*Saved data entries*
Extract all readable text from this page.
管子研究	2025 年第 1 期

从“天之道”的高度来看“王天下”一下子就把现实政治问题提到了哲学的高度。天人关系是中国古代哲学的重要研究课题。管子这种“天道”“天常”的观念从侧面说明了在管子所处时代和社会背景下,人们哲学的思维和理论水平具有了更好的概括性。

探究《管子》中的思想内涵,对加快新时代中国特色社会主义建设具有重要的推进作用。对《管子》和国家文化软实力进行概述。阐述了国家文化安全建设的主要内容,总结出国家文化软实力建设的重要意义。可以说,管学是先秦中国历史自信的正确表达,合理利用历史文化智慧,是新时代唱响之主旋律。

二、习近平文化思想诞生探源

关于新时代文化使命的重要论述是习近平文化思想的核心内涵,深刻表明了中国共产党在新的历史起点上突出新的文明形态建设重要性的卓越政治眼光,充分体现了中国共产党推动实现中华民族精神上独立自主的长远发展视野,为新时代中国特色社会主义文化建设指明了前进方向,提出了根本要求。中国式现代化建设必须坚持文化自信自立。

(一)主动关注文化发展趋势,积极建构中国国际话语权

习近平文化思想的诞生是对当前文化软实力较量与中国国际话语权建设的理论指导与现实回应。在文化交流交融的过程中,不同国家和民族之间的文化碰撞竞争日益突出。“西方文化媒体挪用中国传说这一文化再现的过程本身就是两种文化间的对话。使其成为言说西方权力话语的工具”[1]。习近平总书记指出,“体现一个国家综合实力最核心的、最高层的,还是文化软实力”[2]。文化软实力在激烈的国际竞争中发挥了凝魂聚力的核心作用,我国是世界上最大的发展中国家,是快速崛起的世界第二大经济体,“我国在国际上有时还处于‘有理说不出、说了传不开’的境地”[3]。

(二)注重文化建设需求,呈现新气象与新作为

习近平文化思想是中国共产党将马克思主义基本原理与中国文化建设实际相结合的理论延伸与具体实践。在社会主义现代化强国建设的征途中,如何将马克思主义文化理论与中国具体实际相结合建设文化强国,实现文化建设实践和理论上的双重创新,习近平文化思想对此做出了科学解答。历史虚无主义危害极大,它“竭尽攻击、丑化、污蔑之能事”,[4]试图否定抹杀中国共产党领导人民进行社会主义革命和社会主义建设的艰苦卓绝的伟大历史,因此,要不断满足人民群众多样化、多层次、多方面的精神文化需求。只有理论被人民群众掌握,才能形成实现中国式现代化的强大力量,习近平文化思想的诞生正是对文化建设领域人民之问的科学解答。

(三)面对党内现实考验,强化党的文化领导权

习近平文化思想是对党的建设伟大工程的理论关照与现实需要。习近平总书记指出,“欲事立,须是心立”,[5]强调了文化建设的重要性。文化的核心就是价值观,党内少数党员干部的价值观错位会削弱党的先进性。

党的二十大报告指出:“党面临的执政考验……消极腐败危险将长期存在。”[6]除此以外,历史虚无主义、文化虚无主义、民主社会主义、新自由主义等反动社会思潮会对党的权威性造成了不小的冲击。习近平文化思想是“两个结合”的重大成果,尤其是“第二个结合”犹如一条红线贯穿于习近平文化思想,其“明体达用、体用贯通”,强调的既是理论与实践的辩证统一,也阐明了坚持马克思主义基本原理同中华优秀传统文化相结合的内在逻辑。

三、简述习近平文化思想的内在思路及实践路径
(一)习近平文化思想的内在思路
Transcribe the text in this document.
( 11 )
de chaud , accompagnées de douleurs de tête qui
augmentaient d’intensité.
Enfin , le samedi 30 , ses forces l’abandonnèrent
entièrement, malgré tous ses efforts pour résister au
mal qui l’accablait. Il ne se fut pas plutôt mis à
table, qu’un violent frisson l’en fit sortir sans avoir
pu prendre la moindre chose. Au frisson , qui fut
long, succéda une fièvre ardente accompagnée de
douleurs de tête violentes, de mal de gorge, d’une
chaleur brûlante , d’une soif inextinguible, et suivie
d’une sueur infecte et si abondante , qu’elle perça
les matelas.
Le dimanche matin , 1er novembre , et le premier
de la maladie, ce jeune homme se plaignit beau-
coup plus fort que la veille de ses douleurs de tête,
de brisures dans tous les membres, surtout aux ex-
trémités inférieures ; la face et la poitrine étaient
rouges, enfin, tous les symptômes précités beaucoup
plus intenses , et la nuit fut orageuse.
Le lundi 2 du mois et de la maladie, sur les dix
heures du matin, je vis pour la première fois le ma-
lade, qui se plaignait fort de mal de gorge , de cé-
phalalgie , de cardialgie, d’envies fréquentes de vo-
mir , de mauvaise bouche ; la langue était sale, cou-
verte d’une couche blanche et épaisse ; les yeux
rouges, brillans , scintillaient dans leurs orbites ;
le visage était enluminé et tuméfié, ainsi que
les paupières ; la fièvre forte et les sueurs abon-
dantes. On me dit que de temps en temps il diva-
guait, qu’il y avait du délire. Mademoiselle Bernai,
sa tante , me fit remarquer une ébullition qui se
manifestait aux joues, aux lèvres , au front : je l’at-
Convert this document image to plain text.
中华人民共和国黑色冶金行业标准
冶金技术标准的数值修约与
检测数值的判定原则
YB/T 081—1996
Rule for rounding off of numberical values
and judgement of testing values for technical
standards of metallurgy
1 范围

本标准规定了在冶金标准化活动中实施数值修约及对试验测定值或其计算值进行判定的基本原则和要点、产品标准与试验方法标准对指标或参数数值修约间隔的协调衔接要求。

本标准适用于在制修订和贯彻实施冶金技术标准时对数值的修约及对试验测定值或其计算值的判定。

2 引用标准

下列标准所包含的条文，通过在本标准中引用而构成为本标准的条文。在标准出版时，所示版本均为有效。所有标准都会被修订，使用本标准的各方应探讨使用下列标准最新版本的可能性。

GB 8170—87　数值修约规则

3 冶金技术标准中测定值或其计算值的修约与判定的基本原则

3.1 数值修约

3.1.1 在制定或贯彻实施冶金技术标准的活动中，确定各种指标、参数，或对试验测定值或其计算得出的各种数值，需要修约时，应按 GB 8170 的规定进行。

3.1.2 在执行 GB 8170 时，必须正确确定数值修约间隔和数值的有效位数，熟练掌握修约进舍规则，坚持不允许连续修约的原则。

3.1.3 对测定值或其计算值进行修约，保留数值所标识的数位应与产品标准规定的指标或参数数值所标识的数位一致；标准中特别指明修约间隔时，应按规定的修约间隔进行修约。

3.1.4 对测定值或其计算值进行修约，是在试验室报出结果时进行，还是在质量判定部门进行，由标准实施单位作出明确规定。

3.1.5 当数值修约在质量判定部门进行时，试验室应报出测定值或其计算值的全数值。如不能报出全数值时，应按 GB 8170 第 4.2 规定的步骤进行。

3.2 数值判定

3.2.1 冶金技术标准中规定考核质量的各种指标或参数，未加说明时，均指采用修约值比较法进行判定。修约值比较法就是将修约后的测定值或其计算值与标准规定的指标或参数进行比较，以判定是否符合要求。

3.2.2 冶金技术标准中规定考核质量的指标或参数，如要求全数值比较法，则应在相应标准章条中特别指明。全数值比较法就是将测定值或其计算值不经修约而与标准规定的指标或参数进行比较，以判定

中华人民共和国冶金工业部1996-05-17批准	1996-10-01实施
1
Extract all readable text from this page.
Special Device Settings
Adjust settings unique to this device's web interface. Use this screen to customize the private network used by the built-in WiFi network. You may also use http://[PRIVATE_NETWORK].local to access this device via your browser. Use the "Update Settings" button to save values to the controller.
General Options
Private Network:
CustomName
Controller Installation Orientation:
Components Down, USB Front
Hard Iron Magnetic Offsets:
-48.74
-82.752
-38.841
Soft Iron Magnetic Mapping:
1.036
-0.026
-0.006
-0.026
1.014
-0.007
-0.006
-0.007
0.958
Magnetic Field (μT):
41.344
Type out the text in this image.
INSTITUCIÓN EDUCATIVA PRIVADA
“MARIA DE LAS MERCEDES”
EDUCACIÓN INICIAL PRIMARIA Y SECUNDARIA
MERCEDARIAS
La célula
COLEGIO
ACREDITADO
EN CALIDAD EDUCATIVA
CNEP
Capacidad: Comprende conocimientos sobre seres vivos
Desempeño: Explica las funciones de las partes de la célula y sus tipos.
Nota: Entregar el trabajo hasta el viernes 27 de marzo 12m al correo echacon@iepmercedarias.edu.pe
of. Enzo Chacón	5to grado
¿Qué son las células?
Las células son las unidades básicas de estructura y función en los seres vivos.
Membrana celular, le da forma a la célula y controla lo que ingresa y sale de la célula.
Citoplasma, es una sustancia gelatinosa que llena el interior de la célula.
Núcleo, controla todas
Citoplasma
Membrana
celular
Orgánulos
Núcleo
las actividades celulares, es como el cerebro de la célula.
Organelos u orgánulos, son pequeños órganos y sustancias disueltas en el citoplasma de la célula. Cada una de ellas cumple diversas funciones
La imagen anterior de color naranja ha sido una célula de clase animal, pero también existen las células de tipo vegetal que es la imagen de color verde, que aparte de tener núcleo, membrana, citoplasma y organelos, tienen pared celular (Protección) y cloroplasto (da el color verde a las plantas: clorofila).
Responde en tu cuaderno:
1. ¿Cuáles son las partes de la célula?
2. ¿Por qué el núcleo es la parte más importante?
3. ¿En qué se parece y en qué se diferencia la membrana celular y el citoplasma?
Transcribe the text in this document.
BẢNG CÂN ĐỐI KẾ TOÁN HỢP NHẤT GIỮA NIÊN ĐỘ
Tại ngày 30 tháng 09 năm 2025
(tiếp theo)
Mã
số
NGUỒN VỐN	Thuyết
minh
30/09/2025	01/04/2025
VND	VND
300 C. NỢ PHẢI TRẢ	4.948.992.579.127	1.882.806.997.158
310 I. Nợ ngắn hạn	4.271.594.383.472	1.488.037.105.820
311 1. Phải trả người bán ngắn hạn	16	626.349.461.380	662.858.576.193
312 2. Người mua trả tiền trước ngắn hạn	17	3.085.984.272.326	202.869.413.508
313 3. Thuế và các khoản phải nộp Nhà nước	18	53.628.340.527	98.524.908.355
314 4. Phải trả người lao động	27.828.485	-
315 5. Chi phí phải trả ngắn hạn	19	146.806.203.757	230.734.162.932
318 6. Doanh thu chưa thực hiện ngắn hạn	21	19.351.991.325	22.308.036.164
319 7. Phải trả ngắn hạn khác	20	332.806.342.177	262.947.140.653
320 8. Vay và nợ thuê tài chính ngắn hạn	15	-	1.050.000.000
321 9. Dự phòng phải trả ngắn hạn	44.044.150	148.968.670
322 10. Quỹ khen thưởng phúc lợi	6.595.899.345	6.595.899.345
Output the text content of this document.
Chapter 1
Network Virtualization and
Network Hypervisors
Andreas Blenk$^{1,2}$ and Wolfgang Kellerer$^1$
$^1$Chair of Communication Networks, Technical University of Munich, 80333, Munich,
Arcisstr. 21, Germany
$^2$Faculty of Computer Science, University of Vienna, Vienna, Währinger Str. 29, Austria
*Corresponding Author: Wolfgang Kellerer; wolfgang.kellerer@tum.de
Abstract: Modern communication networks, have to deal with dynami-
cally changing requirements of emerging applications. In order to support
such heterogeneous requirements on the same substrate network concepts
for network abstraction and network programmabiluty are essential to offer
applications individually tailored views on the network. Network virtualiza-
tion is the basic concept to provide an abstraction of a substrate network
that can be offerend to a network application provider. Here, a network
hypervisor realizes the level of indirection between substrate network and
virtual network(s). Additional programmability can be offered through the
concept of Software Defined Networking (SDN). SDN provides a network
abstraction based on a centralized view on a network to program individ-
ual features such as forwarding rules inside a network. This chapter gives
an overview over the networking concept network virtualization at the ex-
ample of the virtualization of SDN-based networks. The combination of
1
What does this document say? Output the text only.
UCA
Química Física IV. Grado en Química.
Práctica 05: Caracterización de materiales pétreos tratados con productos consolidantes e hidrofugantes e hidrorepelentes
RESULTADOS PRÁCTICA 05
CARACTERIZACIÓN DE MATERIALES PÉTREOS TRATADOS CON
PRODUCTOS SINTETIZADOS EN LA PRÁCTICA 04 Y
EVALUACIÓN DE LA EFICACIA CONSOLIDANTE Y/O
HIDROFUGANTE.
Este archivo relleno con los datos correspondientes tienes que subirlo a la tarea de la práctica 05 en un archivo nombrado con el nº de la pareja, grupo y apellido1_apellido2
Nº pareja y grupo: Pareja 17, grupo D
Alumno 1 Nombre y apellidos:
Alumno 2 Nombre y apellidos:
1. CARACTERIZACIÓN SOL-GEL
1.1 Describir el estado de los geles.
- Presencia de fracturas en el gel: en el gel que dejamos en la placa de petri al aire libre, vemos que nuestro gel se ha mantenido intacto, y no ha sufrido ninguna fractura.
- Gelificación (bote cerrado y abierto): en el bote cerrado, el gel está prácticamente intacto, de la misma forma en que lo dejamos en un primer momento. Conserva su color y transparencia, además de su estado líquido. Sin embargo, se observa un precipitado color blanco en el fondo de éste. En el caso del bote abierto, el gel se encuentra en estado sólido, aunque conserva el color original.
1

*YOUR TASK*
Of the lines in the material, how many contain the word "apellidos"? Reply with the number and nothing else.

*TASK OUTPUT*
2